Retirees in dozens of Iranian cities confront IRGC-linked institutions over stolen benefits and years of systematic plunder.

A new wave of nationwide protests by Iran’s telecommunications retirees has once again exposed the entrenched corruption and systemic theft at the heart of the ruling establishment. On Monday, December 1, dozens of cities witnessed coordinated demonstrations as retirees demanded the return of stolen benefits, the implementation of long-ignored regulations, and an end to the blatant interference of regime-controlled institutions linked to the IRGC and the Execution of Imam Khomeini’s Order.

Retirees from Tehran, Isfahan, Kermanshah, Sanandaj, Marivan, Rasht, Zanjan, Hamedan, Khorramabad, Bijar, Shiraz, Kerman, Ahvaz, Mashhad, Ilam and many others took to the streets under the banner of the “Protest Mondays” movement. Their message was unmistakable: the regime has looted their rights, violated its own commitments, and used the telecommunications sector as yet another tool for patronage networks tied to the Supreme Leader.

Many retirees held signs demanding the full implementation of Bylaw 24/89—a regulation the authorities have dodged for years while diverting pension funds and benefits into entities controlled by the IRGC’s Cooperative Foundation and the Executive Headquarters. Protesters denounced the repeated broken promises of Telecom’s legal managers, whom they accused of acting under pressure from the Supreme Leader’s financial empire.

At the heart of the retirees’ demands lies a long list of withheld rights: updated food and welfare allowances, frozen benefits, and long-delayed harmonization of pension rulings affecting nearly 20,000 workers. Their allowances are still calculated based on 2021 rates, while deductions for supplemental insurance are charged at current prices—a formula that retirees describe as “legalized theft.”

Across the protests, anger took the form of sharp chants: “The Executive Headquarters has seized Telecom and stolen our rights,” “The IRGC Cooperative has seized Telecom and stolen our rights,” and “This level of injustice no nation has ever seen.” Many also highlighted the fragmentation of Telecom into multiple entities, a process they say was engineered to facilitate looting under the guise of privatization.

§ Document layout analysis data:
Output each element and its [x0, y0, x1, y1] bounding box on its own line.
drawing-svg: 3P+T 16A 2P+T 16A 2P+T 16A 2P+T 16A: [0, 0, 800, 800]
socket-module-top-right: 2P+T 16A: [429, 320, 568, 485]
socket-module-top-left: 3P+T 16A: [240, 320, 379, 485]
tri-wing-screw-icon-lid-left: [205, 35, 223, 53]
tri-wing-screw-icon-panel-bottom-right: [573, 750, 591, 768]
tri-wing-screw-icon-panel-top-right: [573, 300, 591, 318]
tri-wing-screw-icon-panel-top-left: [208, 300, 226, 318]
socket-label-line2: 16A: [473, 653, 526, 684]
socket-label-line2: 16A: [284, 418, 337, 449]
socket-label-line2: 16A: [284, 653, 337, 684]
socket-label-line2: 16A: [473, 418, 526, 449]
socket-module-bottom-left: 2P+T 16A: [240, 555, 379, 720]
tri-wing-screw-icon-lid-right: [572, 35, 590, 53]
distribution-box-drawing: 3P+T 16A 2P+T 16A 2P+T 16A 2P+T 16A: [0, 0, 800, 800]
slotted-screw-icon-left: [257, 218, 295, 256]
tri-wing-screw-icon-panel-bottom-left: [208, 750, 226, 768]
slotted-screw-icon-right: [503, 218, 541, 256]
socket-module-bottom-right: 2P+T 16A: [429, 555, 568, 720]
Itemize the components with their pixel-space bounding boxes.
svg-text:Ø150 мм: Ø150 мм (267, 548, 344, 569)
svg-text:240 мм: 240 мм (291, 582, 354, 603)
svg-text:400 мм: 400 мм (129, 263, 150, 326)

§ Prompt A:
Rewrite the paragraph of the article about the telecom retirees' protests that begins "At the heart of the retirees' demands" as a short bulleted list that keeps its main facts.
§ Prompt B:
In the article about the telecom retirees' protests, what regulation did many retirees' signs demand be fully implemented?
§ Prompt C:
Write what comes next in the article about the telecom retirees' protests, picking up after its final sentence.
The lines above are separate material and have no connection to the article about the telecom retirees' protests.

§ Task response A:
- Updated food and welfare allowances
- Release of frozen benefits
- Long-delayed harmonization of pension rulings affecting nearly 20,000 workers
- Allowances are still calculated at 2021 rates, while supplemental insurance deductions are charged at current prices, a formula retirees call "legalized theft."

§ Task response B:
Bylaw 24/89.

§ Task response C:
Retirees repeatedly pointed to the role of regime-linked institutions in orchestrating this systematic exploitation. With the IRGC and Executive Headquarters holding major stakes in Telecom, protesters argued that their benefits were siphoned off to finance military and political projects while millions of Iranians fall deeper into poverty. Chants such as “We built Telecom; the IRGC stole it” and “Neither Parliament nor the government cares about the people” captured their growing fury.

Even harsh winter pollution in Tehran failed to deter the gatherings. In Bijar, a photo of an ailing retiree attending the protest from a hospital bed underscored the level of desperation—and determination—driving the movement.

These demonstrations form part of a broader nationwide surge in anti-regime sentiment. Telecom retirees, long seen as a disciplined and organized group, have emerged as a powerful symbol of civilian resistance to a system that prioritizes repression and foreign proxy warfare over the welfare of its own people. Their weekly protests continue to inspire other sectors facing similar exploitation.

For many, Monday’s gatherings served as a reminder that the struggle for justice in Iran increasingly unfolds in the streets. As retirees repeatedly emphasized, they expect no redress from state institutions—they are demanding their rights directly, confronting a ruling structure that they say has “dragged society into poverty through corruption and plunder.”

With protests escalating across the country, the retirees’ movement highlights a simple truth echoed throughout the demonstrations: ordinary Iranians are refusing to remain silent in the face of systemic theft and decades of broken promises.